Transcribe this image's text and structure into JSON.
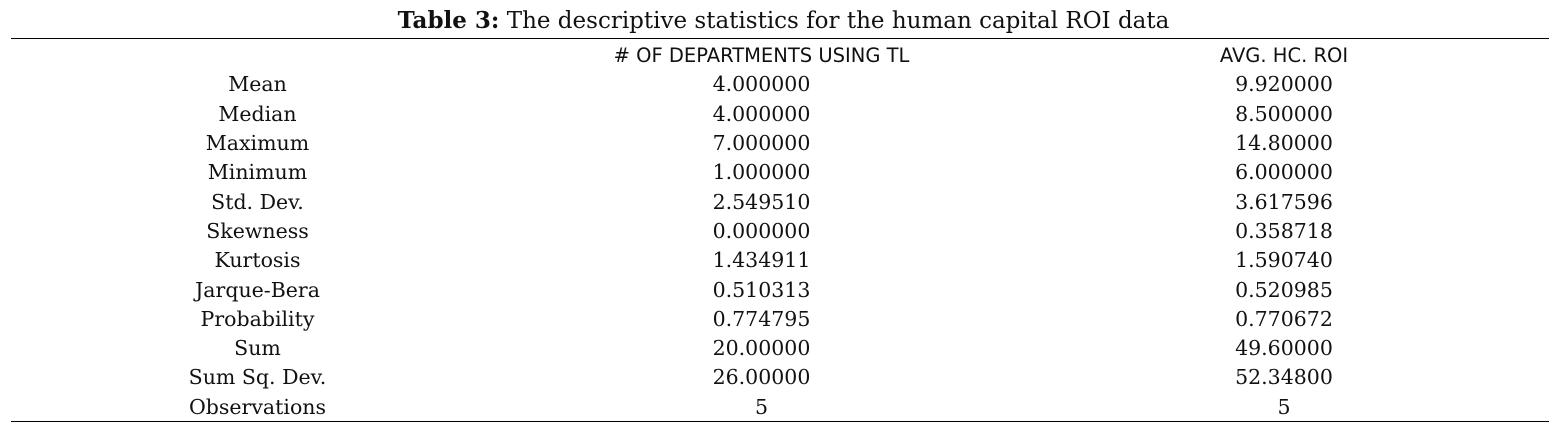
{
  "caption": {
    "label": "Table 3:",
    "text": " The descriptive statistics for the human capital ROI data"
  },
  "table": {
    "headers": [
      "",
      "# OF DEPARTMENTS USING TL",
      "AVG. HC. ROI"
    ],
    "rows": [
      {
        "stat": "Mean",
        "departments": "4.000000",
        "roi": "9.920000"
      },
      {
        "stat": "Median",
        "departments": "4.000000",
        "roi": "8.500000"
      },
      {
        "stat": "Maximum",
        "departments": "7.000000",
        "roi": "14.80000"
      },
      {
        "stat": "Minimum",
        "departments": "1.000000",
        "roi": "6.000000"
      },
      {
        "stat": "Std. Dev.",
        "departments": "2.549510",
        "roi": "3.617596"
      },
      {
        "stat": "Skewness",
        "departments": "0.000000",
        "roi": "0.358718"
      },
      {
        "stat": "Kurtosis",
        "departments": "1.434911",
        "roi": "1.590740"
      },
      {
        "stat": "Jarque-Bera",
        "departments": "0.510313",
        "roi": "0.520985"
      },
      {
        "stat": "Probability",
        "departments": "0.774795",
        "roi": "0.770672"
      },
      {
        "stat": "Sum",
        "departments": "20.00000",
        "roi": "49.60000"
      },
      {
        "stat": "Sum Sq. Dev.",
        "departments": "26.00000",
        "roi": "52.34800"
      },
      {
        "stat": "Observations",
        "departments": "5",
        "roi": "5"
      }
    ]
  }
}
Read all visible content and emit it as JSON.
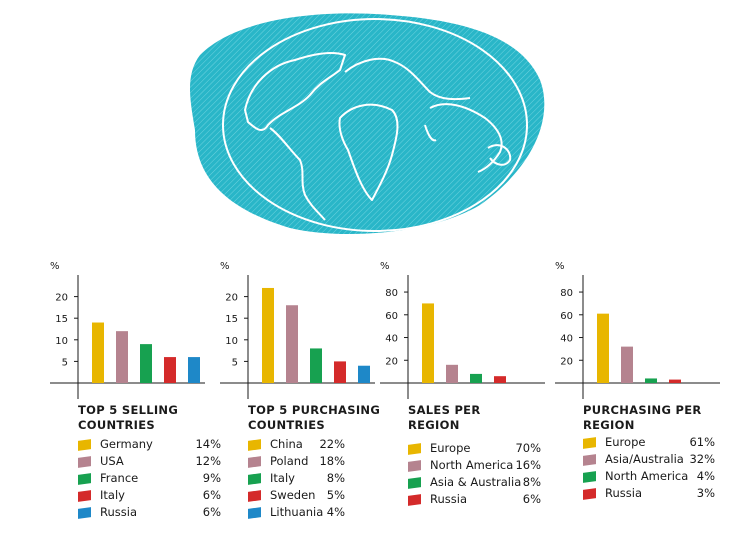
{
  "colors": {
    "globe": "#29b6c8",
    "yellow": "#e8b600",
    "mauve": "#b5838f",
    "green": "#17a150",
    "red": "#d42a2a",
    "blue": "#1e88c8"
  },
  "chart_data": [
    {
      "type": "bar",
      "title": "TOP 5 SELLING COUNTRIES",
      "ylabel": "%",
      "ylim": [
        0,
        25
      ],
      "yticks": [
        5,
        10,
        15,
        20
      ],
      "categories": [
        "Germany",
        "USA",
        "France",
        "Italy",
        "Russia"
      ],
      "values": [
        14,
        12,
        9,
        6,
        6
      ],
      "value_labels": [
        "14%",
        "12%",
        "9%",
        "6%",
        "6%"
      ],
      "colors": [
        "#e8b600",
        "#b5838f",
        "#17a150",
        "#d42a2a",
        "#1e88c8"
      ]
    },
    {
      "type": "bar",
      "title": "TOP 5 PURCHASING COUNTRIES",
      "ylabel": "%",
      "ylim": [
        0,
        25
      ],
      "yticks": [
        5,
        10,
        15,
        20
      ],
      "categories": [
        "China",
        "Poland",
        "Italy",
        "Sweden",
        "Lithuania"
      ],
      "values": [
        22,
        18,
        8,
        5,
        4
      ],
      "value_labels": [
        "22%",
        "18%",
        "8%",
        "5%",
        "4%"
      ],
      "colors": [
        "#e8b600",
        "#b5838f",
        "#17a150",
        "#d42a2a",
        "#1e88c8"
      ]
    },
    {
      "type": "bar",
      "title": "SALES PER REGION",
      "ylabel": "%",
      "ylim": [
        0,
        95
      ],
      "yticks": [
        20,
        40,
        60,
        80
      ],
      "categories": [
        "Europe",
        "North America",
        "Asia & Australia",
        "Russia"
      ],
      "values": [
        70,
        16,
        8,
        6
      ],
      "value_labels": [
        "70%",
        "16%",
        "8%",
        "6%"
      ],
      "colors": [
        "#e8b600",
        "#b5838f",
        "#17a150",
        "#d42a2a"
      ]
    },
    {
      "type": "bar",
      "title": "PURCHASING PER REGION",
      "ylabel": "%",
      "ylim": [
        0,
        95
      ],
      "yticks": [
        20,
        40,
        60,
        80
      ],
      "categories": [
        "Europe",
        "Asia/Australia",
        "North America",
        "Russia"
      ],
      "values": [
        61,
        32,
        4,
        3
      ],
      "value_labels": [
        "61%",
        "32%",
        "4%",
        "3%"
      ],
      "colors": [
        "#e8b600",
        "#b5838f",
        "#17a150",
        "#d42a2a"
      ]
    }
  ]
}
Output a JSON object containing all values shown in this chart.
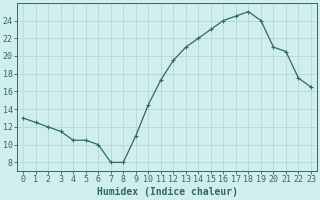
{
  "x": [
    0,
    1,
    2,
    3,
    4,
    5,
    6,
    7,
    8,
    9,
    10,
    11,
    12,
    13,
    14,
    15,
    16,
    17,
    18,
    19,
    20,
    21,
    22,
    23
  ],
  "y": [
    13,
    12.5,
    12,
    11.5,
    10.5,
    10.5,
    10,
    8,
    8,
    11,
    14.5,
    17.3,
    19.5,
    21,
    22,
    23,
    24,
    24.5,
    25,
    24,
    21,
    20.5,
    17.5,
    16.5
  ],
  "line_color": "#2e6b5e",
  "marker": "+",
  "marker_size": 3,
  "marker_lw": 0.8,
  "bg_color": "#d0eeee",
  "grid_color": "#b8dada",
  "xlabel": "Humidex (Indice chaleur)",
  "xlim": [
    -0.5,
    23.5
  ],
  "ylim": [
    7,
    26
  ],
  "yticks": [
    8,
    10,
    12,
    14,
    16,
    18,
    20,
    22,
    24
  ],
  "xticks": [
    0,
    1,
    2,
    3,
    4,
    5,
    6,
    7,
    8,
    9,
    10,
    11,
    12,
    13,
    14,
    15,
    16,
    17,
    18,
    19,
    20,
    21,
    22,
    23
  ],
  "tick_color": "#2e6b5e",
  "label_color": "#2e6b5e",
  "font_size_label": 7,
  "font_size_tick": 6,
  "line_width": 0.9
}
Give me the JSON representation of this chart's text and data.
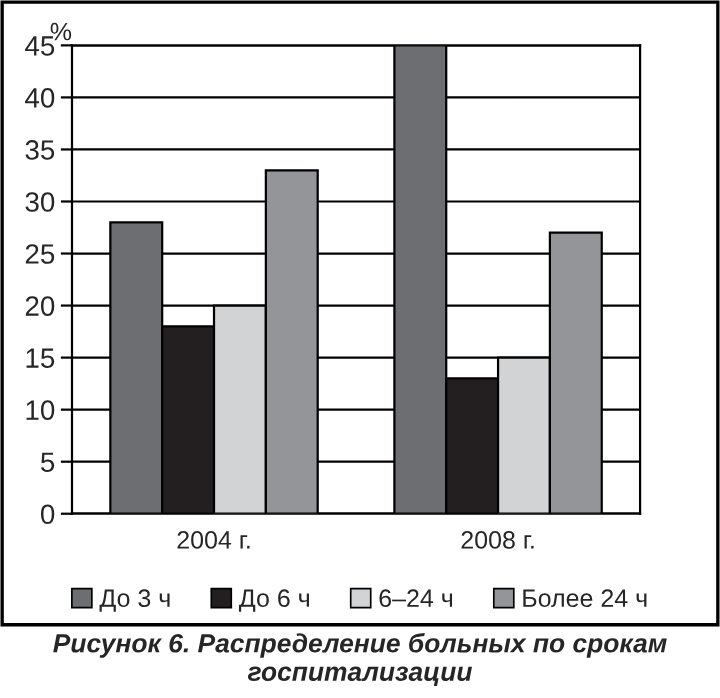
{
  "chart_data": {
    "type": "bar",
    "title": "Рисунок 6. Распределение больных по срокам госпитализации",
    "ylabel": "%",
    "categories": [
      "2004 г.",
      "2008 г."
    ],
    "series": [
      {
        "name": "До 3 ч",
        "color": "#6d6e71",
        "values": [
          28,
          45
        ]
      },
      {
        "name": "До 6 ч",
        "color": "#231f20",
        "values": [
          18,
          13
        ]
      },
      {
        "name": "6–24 ч",
        "color": "#d1d3d4",
        "values": [
          20,
          15
        ]
      },
      {
        "name": "Более 24 ч",
        "color": "#939598",
        "values": [
          33,
          27
        ]
      }
    ],
    "ylim": [
      0,
      45
    ],
    "yticks": [
      0,
      5,
      10,
      15,
      20,
      25,
      30,
      35,
      40,
      45
    ],
    "grid": "y",
    "legend": "bottom"
  }
}
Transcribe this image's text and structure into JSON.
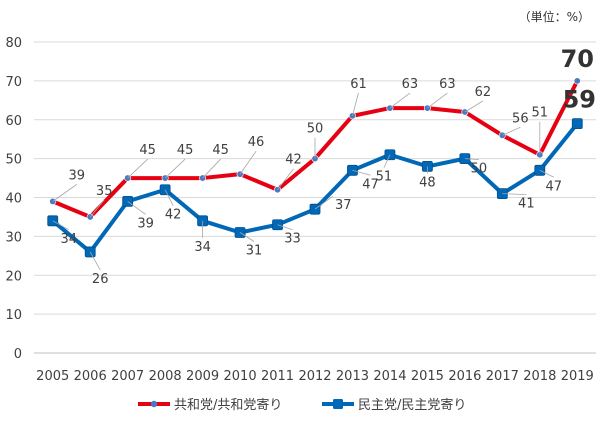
{
  "unit_note": "（単位：%）",
  "chart_data": {
    "type": "line",
    "categories": [
      "2005",
      "2006",
      "2007",
      "2008",
      "2009",
      "2010",
      "2011",
      "2012",
      "2013",
      "2014",
      "2015",
      "2016",
      "2017",
      "2018",
      "2019"
    ],
    "ylim": [
      0,
      80
    ],
    "yticks": [
      0,
      10,
      20,
      30,
      40,
      50,
      60,
      70,
      80
    ],
    "grid": true,
    "legend_position": "bottom",
    "series": [
      {
        "name": "共和党/共和党寄り",
        "color": "#e60012",
        "marker": "circle",
        "values": [
          39,
          35,
          45,
          45,
          45,
          46,
          42,
          50,
          61,
          63,
          63,
          62,
          56,
          51,
          70
        ]
      },
      {
        "name": "民主党/民主党寄り",
        "color": "#0068b7",
        "marker": "square",
        "values": [
          34,
          26,
          39,
          42,
          34,
          31,
          33,
          37,
          47,
          51,
          48,
          50,
          41,
          47,
          59
        ]
      }
    ],
    "data_labels": {
      "rep": [
        "39",
        "35",
        "45",
        "45",
        "45",
        "46",
        "42",
        "50",
        "61",
        "63",
        "63",
        "62",
        "56",
        "51",
        "70"
      ],
      "dem": [
        "34",
        "26",
        "39",
        "42",
        "34",
        "31",
        "33",
        "37",
        "47",
        "51",
        "48",
        "50",
        "41",
        "47",
        "59"
      ]
    }
  }
}
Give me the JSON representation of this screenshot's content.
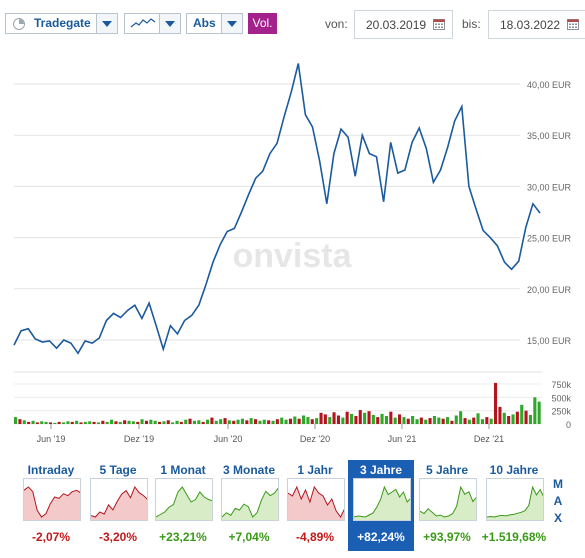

> _Aim_
Find all lines with "JSON" in them and copy each one.

> _Output of the task_
Transcribe this image's text and structure into JSON.
Read all visible content and emit it as JSON.
Output a JSON object containing all values shown in this chart.
Give me the JSON representation of this chart's text and data.
Transcribe this image's text and structure into JSON.
Give me the JSON representation of this screenshot's content.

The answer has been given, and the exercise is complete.